In the records below, pick out all lines containing the word "Impressions".

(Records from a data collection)
= = =
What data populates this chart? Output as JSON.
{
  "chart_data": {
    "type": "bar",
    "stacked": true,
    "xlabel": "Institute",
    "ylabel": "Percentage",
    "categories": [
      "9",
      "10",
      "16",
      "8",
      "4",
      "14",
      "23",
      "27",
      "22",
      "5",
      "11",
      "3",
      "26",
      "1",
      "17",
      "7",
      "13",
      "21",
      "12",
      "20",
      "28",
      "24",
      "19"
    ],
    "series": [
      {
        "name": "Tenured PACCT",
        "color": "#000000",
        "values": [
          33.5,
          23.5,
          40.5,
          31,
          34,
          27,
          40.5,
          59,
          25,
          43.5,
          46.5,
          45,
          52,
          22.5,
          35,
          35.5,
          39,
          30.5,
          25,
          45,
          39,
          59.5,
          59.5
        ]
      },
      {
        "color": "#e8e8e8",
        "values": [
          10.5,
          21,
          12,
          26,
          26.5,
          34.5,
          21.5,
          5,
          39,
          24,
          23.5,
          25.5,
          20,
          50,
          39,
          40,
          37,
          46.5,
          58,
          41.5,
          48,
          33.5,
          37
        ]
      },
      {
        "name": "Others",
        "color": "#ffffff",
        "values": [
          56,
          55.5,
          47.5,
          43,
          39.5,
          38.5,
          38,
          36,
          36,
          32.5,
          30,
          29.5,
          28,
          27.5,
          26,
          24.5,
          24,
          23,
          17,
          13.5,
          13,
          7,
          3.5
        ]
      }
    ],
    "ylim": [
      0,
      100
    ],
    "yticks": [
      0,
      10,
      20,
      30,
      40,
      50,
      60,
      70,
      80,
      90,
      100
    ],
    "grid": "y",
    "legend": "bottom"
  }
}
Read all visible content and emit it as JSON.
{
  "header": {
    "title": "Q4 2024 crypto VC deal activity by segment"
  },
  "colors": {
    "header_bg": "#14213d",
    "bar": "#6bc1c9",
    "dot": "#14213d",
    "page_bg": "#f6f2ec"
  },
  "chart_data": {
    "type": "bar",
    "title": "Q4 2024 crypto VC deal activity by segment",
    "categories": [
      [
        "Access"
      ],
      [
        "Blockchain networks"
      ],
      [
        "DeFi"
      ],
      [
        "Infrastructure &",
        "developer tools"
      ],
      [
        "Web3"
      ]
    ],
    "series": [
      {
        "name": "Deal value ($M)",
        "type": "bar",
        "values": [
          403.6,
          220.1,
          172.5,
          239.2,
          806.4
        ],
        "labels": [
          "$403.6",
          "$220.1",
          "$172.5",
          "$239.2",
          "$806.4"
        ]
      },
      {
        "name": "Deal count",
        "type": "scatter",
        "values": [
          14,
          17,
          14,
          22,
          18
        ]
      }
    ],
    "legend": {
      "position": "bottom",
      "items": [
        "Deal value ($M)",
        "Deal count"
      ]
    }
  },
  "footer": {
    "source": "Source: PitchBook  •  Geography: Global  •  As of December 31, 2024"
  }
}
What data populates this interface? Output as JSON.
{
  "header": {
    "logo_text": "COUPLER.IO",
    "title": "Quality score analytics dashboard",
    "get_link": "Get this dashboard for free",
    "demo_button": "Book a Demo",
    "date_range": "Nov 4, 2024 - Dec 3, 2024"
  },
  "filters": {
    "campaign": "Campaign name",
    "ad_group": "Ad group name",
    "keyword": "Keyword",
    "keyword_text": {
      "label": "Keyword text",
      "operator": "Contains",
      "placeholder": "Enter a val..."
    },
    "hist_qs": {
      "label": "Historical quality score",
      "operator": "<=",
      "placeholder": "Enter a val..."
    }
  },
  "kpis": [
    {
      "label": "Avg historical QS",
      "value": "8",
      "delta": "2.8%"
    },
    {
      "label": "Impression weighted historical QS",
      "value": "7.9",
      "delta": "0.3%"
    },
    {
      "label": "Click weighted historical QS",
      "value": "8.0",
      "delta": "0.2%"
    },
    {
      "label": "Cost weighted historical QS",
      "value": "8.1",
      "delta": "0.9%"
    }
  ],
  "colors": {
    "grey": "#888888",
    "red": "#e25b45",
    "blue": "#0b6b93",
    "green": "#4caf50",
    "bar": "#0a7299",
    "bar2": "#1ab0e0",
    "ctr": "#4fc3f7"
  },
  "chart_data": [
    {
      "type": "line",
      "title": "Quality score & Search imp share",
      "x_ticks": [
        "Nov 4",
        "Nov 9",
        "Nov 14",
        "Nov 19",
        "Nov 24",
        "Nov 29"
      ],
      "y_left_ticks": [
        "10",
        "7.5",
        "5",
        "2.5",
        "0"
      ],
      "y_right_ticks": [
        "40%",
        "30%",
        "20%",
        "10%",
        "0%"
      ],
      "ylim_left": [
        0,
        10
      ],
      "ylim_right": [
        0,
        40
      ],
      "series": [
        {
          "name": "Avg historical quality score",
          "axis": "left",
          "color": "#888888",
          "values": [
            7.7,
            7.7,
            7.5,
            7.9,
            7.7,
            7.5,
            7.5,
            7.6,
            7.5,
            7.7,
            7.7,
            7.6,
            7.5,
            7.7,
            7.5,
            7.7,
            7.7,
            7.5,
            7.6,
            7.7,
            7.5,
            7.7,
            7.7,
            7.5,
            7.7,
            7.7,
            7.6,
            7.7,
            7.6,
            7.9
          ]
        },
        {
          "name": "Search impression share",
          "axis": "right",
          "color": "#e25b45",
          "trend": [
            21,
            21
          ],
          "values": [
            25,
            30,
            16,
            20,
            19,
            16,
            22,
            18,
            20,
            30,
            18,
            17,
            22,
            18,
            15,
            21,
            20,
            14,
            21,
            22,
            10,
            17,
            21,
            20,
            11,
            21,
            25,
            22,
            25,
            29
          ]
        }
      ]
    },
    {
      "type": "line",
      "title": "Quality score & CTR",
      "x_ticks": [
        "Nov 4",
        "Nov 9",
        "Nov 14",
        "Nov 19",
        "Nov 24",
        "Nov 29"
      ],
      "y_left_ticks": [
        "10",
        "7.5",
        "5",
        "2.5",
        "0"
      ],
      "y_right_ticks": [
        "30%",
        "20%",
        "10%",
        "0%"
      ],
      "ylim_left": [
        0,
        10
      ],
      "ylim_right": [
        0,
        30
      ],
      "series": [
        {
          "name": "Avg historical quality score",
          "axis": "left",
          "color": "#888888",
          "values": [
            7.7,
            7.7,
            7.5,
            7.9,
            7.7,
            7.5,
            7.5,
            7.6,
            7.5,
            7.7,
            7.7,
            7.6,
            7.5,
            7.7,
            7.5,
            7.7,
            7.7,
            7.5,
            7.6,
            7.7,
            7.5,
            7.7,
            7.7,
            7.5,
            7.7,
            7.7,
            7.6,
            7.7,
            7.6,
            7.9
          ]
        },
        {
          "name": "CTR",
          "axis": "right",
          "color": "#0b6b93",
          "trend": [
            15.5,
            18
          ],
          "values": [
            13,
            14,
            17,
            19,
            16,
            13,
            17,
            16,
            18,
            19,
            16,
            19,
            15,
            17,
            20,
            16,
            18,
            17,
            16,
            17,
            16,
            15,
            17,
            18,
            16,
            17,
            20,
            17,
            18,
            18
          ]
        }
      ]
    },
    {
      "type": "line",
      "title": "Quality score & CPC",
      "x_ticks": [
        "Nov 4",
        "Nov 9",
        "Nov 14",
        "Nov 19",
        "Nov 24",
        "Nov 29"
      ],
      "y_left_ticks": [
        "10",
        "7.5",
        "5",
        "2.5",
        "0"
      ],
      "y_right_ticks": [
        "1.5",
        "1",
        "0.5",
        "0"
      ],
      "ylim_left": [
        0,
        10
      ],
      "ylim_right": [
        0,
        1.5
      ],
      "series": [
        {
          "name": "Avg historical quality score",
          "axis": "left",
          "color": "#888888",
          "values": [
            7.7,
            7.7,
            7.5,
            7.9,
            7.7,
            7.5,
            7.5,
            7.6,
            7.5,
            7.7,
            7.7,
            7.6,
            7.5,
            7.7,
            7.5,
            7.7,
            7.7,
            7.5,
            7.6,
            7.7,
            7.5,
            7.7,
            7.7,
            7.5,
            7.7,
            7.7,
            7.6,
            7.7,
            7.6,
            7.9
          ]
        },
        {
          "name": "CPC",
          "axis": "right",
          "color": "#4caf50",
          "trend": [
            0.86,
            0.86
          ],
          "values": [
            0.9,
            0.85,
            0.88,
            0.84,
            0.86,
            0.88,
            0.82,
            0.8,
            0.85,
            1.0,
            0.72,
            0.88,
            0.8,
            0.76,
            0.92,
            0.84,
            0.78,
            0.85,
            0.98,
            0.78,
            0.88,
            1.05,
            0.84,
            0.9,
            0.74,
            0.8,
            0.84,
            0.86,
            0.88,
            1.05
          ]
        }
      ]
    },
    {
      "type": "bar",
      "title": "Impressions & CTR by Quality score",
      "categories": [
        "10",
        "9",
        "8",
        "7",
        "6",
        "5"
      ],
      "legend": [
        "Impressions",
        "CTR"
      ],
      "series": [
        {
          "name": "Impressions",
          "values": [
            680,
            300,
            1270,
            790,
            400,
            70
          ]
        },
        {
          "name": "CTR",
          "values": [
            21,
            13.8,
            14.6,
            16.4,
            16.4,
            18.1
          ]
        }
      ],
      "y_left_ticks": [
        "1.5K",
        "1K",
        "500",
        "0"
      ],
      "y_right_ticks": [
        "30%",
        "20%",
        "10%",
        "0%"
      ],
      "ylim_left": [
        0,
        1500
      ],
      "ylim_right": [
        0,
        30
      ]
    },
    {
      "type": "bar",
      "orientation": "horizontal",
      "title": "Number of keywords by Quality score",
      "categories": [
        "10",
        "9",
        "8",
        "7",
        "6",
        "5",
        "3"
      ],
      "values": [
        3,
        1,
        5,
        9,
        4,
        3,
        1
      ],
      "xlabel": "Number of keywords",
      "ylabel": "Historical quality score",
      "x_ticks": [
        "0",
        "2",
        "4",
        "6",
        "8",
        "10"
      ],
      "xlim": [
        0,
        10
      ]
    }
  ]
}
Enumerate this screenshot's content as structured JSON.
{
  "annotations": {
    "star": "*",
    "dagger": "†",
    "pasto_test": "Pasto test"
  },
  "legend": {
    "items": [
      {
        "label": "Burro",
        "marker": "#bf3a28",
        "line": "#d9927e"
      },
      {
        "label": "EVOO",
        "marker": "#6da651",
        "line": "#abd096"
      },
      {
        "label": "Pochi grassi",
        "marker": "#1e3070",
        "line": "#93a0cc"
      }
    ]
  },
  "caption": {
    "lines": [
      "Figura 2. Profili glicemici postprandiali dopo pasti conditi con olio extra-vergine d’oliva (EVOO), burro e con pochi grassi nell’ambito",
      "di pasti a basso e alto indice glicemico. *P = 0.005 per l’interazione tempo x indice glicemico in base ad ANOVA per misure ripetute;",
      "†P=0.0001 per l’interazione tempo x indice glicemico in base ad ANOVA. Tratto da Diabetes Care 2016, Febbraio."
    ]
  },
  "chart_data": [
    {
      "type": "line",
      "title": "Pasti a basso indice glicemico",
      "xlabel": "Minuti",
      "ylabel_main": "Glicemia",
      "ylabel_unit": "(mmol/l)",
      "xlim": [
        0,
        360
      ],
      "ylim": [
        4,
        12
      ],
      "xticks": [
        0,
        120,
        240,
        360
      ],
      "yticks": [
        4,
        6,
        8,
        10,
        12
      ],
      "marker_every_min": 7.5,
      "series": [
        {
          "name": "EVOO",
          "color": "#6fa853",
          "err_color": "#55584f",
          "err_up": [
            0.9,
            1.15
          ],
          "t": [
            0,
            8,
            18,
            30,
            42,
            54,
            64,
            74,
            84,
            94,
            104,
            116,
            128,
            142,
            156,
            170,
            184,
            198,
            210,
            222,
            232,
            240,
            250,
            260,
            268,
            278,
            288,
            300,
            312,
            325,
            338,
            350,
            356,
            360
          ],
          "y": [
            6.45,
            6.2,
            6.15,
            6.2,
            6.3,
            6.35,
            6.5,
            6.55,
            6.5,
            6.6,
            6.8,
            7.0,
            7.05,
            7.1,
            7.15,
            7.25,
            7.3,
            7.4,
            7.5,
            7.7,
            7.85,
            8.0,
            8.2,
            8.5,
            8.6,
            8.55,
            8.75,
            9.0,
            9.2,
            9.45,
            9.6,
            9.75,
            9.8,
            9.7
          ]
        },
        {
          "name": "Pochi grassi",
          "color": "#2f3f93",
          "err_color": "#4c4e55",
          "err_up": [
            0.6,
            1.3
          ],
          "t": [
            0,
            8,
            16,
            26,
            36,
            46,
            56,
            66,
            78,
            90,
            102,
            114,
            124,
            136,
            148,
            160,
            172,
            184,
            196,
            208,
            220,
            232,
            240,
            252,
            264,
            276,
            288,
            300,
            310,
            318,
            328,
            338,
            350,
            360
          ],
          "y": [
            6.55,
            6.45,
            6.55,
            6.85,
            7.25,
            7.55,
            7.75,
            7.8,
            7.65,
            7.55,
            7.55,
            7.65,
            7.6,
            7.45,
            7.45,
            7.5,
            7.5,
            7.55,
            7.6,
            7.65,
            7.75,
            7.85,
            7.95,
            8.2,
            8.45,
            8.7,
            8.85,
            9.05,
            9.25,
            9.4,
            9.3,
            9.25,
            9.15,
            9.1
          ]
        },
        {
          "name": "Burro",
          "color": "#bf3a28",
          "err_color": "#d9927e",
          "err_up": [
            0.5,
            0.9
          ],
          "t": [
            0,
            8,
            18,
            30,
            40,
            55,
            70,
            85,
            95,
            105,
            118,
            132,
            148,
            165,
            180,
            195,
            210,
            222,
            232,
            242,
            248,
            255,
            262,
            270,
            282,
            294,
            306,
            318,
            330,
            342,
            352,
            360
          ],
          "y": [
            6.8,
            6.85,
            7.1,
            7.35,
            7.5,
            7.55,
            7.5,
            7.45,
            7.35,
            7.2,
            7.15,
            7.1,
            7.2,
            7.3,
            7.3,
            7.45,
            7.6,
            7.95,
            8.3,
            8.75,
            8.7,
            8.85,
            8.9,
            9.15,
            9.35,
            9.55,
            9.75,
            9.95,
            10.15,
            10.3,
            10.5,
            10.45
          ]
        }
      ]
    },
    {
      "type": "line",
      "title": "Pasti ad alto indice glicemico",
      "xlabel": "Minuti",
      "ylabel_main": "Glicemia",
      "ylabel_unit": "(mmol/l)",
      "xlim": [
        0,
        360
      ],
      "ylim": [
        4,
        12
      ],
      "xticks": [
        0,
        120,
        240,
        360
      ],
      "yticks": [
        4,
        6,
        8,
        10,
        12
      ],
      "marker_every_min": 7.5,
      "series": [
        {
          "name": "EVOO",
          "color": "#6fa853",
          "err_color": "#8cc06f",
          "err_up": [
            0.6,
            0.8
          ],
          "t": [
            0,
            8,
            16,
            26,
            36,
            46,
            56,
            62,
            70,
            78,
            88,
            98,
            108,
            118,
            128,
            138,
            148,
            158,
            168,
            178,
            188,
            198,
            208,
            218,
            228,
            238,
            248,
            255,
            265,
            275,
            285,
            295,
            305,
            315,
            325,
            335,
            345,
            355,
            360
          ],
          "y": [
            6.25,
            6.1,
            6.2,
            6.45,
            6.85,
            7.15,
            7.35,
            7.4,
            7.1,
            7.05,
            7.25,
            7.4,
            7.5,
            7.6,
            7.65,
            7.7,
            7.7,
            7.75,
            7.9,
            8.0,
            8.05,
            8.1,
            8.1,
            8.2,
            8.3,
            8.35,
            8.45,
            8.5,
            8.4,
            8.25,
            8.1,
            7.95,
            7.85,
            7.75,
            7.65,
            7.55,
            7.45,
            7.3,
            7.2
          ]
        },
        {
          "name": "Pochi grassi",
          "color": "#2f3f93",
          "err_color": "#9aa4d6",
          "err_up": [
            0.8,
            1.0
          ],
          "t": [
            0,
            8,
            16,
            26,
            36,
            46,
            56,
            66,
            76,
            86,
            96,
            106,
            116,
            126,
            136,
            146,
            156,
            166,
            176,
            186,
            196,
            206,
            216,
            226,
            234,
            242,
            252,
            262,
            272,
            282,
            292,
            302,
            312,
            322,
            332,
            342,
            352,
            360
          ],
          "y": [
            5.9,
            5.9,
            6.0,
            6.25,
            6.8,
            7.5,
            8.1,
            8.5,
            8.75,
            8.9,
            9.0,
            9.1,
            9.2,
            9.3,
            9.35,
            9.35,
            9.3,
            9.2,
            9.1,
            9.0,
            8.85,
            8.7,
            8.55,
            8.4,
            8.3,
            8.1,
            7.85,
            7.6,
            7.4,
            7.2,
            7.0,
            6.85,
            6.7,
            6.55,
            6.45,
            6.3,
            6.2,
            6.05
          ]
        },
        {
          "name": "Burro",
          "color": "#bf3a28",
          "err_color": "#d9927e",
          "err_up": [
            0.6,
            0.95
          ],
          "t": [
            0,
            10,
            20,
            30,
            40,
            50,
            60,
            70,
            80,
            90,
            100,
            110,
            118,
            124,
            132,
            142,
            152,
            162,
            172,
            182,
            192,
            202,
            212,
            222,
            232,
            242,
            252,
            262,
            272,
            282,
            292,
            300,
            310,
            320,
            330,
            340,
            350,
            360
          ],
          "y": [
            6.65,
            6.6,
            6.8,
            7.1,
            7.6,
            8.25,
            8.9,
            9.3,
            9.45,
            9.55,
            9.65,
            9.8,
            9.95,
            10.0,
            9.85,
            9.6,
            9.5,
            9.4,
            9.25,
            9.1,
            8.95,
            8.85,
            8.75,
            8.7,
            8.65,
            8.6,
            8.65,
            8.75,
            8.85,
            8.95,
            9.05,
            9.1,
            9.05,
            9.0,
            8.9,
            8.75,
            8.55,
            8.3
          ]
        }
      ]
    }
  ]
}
= = =
Answer for this exercise ->
      "title": "Impressions & CTR by Quality score",
        "Impressions",
          "name": "Impressions",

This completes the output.